__WHAT YOU SHOULD DO__
Copy the lines below word for word, from the first one down to the line containing "data-cell: [560, 400, 569, 409]", including both.

__EXCERPTED RECORDS__

******************************

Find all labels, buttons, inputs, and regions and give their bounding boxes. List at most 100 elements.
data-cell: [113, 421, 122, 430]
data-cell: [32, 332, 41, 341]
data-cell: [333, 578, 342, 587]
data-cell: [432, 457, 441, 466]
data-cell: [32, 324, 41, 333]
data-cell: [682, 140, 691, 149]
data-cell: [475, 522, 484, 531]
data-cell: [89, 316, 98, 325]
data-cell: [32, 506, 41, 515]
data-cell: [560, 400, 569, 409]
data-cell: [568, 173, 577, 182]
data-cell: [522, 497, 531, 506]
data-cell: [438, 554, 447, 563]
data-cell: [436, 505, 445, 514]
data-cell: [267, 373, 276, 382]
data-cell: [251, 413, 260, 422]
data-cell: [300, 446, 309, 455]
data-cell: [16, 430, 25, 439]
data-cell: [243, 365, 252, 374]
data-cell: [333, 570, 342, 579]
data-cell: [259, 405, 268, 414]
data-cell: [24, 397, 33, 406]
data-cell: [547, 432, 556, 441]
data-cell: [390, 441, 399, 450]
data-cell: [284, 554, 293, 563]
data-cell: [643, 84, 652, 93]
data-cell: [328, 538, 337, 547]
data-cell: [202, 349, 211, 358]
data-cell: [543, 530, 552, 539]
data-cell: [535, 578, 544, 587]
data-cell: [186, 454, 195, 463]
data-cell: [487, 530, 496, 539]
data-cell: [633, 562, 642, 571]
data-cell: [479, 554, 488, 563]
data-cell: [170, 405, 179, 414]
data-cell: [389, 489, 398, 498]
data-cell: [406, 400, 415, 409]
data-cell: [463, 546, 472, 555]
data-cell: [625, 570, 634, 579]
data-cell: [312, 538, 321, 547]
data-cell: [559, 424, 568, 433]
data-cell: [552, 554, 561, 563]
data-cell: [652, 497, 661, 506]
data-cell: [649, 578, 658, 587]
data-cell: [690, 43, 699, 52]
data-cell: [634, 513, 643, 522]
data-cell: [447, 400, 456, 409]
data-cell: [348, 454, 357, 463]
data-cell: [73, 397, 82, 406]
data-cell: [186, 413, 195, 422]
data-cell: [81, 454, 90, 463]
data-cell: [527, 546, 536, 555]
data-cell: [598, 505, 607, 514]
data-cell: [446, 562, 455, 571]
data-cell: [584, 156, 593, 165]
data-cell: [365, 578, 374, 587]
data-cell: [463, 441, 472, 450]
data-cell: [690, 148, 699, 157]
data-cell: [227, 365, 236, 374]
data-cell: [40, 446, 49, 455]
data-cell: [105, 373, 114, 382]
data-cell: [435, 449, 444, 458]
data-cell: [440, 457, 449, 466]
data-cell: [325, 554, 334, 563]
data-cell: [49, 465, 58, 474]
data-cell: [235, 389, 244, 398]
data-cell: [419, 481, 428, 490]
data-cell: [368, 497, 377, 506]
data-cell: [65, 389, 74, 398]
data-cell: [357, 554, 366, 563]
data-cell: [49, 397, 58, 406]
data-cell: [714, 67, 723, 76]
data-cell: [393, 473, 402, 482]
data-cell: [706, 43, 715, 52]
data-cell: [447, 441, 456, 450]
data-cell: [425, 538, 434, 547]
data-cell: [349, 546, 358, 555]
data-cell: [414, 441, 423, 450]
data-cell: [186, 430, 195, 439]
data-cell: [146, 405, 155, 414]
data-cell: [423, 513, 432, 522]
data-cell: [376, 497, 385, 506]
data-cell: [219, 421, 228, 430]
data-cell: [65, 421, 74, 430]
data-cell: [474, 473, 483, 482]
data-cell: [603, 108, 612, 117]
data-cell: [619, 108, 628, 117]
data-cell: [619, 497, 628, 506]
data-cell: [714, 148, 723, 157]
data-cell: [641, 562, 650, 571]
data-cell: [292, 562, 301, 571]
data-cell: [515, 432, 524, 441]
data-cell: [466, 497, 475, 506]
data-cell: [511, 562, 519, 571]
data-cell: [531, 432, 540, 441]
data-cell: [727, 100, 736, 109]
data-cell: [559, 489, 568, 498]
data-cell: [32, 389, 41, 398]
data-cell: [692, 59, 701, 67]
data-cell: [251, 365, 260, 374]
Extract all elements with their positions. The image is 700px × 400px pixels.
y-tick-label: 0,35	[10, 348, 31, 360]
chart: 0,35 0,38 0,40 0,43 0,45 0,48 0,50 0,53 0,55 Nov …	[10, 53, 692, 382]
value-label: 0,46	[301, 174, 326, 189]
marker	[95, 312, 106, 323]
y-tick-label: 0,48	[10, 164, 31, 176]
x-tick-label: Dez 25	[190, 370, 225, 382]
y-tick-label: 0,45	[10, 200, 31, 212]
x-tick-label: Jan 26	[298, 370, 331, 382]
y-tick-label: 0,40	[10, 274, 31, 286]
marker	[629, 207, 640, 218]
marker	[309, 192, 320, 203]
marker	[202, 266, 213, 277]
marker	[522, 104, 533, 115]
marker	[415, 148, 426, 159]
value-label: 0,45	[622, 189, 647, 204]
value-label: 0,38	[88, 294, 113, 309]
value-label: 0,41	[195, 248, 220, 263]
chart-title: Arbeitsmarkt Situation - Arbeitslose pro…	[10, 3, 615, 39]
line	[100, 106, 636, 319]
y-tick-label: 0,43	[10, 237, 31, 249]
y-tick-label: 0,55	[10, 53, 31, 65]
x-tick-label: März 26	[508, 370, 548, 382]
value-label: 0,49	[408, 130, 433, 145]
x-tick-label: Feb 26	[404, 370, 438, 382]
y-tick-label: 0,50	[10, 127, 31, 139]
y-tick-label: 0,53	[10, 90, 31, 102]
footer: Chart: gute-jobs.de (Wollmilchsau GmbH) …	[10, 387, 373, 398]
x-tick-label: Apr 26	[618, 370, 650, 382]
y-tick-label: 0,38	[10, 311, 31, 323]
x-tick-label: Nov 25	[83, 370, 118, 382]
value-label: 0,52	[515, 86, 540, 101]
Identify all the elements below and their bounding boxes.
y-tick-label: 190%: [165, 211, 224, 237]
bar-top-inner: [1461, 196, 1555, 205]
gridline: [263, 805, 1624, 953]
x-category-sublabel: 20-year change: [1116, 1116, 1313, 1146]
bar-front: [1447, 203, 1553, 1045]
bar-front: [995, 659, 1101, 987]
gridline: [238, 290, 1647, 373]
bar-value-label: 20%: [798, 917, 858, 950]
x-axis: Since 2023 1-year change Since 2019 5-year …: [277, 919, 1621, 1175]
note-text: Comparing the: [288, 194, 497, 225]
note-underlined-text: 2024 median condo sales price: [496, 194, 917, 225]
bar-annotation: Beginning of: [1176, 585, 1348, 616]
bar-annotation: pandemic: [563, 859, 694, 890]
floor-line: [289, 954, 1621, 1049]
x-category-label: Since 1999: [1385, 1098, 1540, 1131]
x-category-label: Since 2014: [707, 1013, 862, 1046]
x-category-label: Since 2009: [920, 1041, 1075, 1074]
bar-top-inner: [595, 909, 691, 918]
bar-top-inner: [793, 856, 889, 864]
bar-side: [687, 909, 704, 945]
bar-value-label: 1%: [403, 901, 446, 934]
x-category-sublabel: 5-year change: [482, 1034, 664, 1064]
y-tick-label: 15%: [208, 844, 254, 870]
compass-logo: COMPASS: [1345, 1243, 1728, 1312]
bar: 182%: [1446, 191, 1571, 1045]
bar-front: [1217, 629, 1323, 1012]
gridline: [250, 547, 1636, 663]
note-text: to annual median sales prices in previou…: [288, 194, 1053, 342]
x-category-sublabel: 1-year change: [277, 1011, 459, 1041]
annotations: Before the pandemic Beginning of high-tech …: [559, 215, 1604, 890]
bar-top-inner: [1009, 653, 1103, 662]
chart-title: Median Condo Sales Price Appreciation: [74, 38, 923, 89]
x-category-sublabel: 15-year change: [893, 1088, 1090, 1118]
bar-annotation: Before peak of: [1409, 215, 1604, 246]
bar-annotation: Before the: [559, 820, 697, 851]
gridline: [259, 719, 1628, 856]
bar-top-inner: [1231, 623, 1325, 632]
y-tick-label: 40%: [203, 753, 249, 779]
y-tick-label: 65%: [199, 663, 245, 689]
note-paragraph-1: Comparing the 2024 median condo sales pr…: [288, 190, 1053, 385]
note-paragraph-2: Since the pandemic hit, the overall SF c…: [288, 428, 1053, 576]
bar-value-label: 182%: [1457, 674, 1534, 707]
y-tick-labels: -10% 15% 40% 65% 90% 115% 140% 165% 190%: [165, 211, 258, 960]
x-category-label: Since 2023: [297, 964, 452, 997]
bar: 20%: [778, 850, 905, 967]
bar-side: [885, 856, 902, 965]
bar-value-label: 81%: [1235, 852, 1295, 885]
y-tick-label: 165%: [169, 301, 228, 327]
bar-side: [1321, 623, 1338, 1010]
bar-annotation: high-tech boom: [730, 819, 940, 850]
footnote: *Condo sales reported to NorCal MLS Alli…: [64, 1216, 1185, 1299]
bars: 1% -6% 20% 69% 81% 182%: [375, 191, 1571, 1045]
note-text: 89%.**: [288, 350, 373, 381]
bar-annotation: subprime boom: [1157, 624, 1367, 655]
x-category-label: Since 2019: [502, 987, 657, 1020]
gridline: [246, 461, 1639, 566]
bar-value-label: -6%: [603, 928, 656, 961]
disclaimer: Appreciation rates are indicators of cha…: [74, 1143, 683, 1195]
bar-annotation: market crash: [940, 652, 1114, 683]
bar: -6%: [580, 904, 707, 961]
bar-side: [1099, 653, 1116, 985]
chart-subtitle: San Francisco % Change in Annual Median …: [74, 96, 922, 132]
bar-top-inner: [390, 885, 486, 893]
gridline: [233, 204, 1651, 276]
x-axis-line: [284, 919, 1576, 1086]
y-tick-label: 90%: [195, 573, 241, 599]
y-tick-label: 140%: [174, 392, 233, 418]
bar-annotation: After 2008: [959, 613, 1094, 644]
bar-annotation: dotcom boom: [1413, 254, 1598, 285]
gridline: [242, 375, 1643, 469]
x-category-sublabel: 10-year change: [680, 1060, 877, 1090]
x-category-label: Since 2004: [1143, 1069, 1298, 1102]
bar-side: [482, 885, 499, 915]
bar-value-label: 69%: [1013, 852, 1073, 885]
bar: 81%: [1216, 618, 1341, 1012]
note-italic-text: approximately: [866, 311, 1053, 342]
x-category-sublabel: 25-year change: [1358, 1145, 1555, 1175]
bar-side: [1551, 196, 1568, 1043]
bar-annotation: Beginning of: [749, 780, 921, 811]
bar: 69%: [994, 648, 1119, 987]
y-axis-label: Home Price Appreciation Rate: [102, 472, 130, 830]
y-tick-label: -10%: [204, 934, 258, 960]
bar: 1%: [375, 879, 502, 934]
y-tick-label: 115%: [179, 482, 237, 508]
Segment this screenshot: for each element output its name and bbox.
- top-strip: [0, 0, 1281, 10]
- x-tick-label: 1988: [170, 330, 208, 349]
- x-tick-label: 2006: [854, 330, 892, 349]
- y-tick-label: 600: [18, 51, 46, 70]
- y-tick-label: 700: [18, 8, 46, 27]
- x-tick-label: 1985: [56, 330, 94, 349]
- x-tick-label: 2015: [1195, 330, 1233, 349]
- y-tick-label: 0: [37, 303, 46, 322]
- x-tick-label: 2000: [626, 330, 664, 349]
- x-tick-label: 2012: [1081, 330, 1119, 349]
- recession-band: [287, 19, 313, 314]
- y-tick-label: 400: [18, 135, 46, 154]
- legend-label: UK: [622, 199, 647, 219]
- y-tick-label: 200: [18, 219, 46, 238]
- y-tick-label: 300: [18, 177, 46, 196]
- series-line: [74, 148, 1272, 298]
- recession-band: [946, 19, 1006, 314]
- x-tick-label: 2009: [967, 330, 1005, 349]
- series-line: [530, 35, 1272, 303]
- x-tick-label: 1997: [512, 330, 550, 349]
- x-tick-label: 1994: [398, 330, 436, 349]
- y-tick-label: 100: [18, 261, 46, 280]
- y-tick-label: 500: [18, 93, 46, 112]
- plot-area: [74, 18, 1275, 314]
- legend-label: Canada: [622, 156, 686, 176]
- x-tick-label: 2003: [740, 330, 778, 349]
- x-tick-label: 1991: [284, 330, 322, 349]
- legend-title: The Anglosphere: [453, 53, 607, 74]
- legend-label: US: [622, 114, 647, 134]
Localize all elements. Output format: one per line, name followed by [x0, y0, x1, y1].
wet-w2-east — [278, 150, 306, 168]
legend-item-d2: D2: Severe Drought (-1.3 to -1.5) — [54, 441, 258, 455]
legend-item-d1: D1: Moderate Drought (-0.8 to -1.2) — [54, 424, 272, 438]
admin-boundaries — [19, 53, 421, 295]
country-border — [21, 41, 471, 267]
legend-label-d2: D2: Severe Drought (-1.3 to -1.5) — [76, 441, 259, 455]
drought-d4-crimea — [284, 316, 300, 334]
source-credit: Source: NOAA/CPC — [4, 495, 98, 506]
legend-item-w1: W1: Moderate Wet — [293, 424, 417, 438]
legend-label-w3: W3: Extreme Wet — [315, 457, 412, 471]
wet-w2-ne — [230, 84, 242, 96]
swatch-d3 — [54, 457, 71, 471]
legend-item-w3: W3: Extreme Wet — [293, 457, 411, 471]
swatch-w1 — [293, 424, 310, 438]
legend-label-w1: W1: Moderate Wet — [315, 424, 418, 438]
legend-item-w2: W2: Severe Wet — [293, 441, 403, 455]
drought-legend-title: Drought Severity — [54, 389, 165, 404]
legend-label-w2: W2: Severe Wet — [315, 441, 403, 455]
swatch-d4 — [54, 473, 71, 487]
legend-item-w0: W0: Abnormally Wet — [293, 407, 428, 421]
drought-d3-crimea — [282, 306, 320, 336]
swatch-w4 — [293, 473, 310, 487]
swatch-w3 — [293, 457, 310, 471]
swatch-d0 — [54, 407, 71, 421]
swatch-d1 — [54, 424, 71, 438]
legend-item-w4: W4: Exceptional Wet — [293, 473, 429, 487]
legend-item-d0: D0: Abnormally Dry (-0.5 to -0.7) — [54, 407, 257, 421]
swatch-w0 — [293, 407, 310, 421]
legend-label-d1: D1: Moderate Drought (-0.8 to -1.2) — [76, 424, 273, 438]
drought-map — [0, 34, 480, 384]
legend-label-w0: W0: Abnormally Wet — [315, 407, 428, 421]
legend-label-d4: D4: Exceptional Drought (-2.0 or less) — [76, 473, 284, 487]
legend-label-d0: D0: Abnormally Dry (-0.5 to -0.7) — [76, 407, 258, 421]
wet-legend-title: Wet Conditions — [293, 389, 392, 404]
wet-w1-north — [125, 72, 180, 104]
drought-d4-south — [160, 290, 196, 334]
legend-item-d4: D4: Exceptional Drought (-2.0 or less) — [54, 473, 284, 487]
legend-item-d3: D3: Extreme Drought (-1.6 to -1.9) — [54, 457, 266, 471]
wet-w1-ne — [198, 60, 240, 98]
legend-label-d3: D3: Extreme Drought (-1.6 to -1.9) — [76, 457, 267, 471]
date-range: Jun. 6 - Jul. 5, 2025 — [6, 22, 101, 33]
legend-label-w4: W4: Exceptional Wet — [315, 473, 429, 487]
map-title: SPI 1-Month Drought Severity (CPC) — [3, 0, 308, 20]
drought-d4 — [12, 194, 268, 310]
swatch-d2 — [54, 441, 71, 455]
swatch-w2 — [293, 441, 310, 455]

******************************

__REPLY__
Find all labels, buttons, inputs, and regions and give their bounding boxes. List at most 100 elements.
data-cell: [113, 421, 122, 430]
data-cell: [32, 332, 41, 341]
data-cell: [333, 578, 342, 587]
data-cell: [432, 457, 441, 466]
data-cell: [32, 324, 41, 333]
data-cell: [682, 140, 691, 149]
data-cell: [475, 522, 484, 531]
data-cell: [89, 316, 98, 325]
data-cell: [32, 506, 41, 515]
data-cell: [560, 400, 569, 409]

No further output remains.